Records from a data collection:
'''

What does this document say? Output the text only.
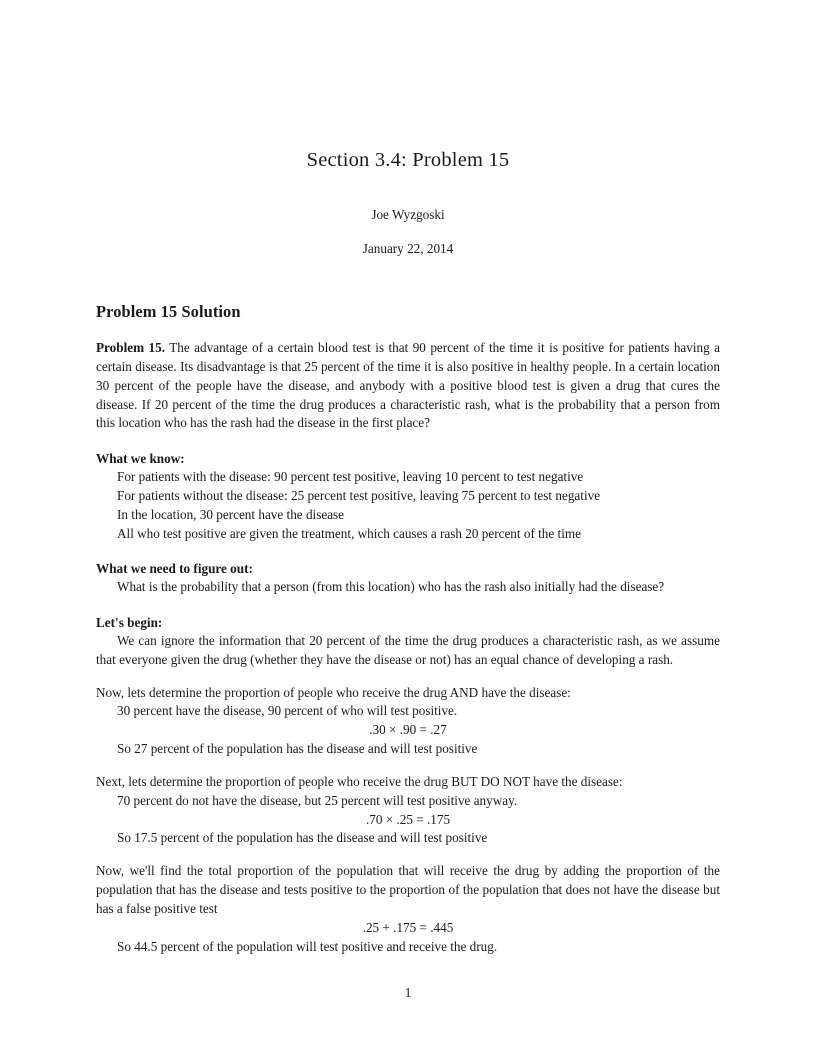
Section 3.4: Problem 15

Joe Wyzgoski

January 22, 2014

Problem 15 Solution

Problem 15. The advantage of a certain blood test is that 90 percent of the time it is positive for patients having a certain disease. Its disadvantage is that 25 percent of the time it is also positive in healthy people. In a certain location 30 percent of the people have the disease, and anybody with a positive blood test is given a drug that cures the disease. If 20 percent of the time the drug produces a characteristic rash, what is the probability that a person from this location who has the rash had the disease in the first place?

What we know:

For patients with the disease: 90 percent test positive, leaving 10 percent to test negative

For patients without the disease: 25 percent test positive, leaving 75 percent to test negative

In the location, 30 percent have the disease

All who test positive are given the treatment, which causes a rash 20 percent of the time

What we need to figure out:

What is the probability that a person (from this location) who has the rash also initially had the disease?

Let's begin:

We can ignore the information that 20 percent of the time the drug produces a characteristic rash, as we assume that everyone given the drug (whether they have the disease or not) has an equal chance of developing a rash.

Now, lets determine the proportion of people who receive the drug AND have the disease:

30 percent have the disease, 90 percent of who will test positive.

.30 × .90 = .27

So 27 percent of the population has the disease and will test positive

Next, lets determine the proportion of people who receive the drug BUT DO NOT have the disease:

70 percent do not have the disease, but 25 percent will test positive anyway.

.70 × .25 = .175

So 17.5 percent of the population has the disease and will test positive

Now, we'll find the total proportion of the population that will receive the drug by adding the proportion of the population that has the disease and tests positive to the proportion of the population that does not have the disease but has a false positive test

.25 + .175 = .445

So 44.5 percent of the population will test positive and receive the drug.

1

'''

# WORK TASK:
Whenever a picture appears, leave it out, and return every record exactly.

# RESULT FOR THIS TASK:
What does this document say? Output the text only.
Section 3.4: Problem 15

Joe Wyzgoski

January 22, 2014

Problem 15 Solution

Problem 15. The advantage of a certain blood test is that 90 percent of the time it is positive for patients having a certain disease. Its disadvantage is that 25 percent of the time it is also positive in healthy people. In a certain location 30 percent of the people have the disease, and anybody with a positive blood test is given a drug that cures the disease. If 20 percent of the time the drug produces a characteristic rash, what is the probability that a person from this location who has the rash had the disease in the first place?

What we know:

For patients with the disease: 90 percent test positive, leaving 10 percent to test negative

For patients without the disease: 25 percent test positive, leaving 75 percent to test negative

In the location, 30 percent have the disease

All who test positive are given the treatment, which causes a rash 20 percent of the time

What we need to figure out:

What is the probability that a person (from this location) who has the rash also initially had the disease?

Let's begin:

We can ignore the information that 20 percent of the time the drug produces a characteristic rash, as we assume that everyone given the drug (whether they have the disease or not) has an equal chance of developing a rash.

Now, lets determine the proportion of people who receive the drug AND have the disease:

30 percent have the disease, 90 percent of who will test positive.

.30 × .90 = .27

So 27 percent of the population has the disease and will test positive

Next, lets determine the proportion of people who receive the drug BUT DO NOT have the disease:

70 percent do not have the disease, but 25 percent will test positive anyway.

.70 × .25 = .175

So 17.5 percent of the population has the disease and will test positive

Now, we'll find the total proportion of the population that will receive the drug by adding the proportion of the population that has the disease and tests positive to the proportion of the population that does not have the disease but has a false positive test

.25 + .175 = .445

So 44.5 percent of the population will test positive and receive the drug.

1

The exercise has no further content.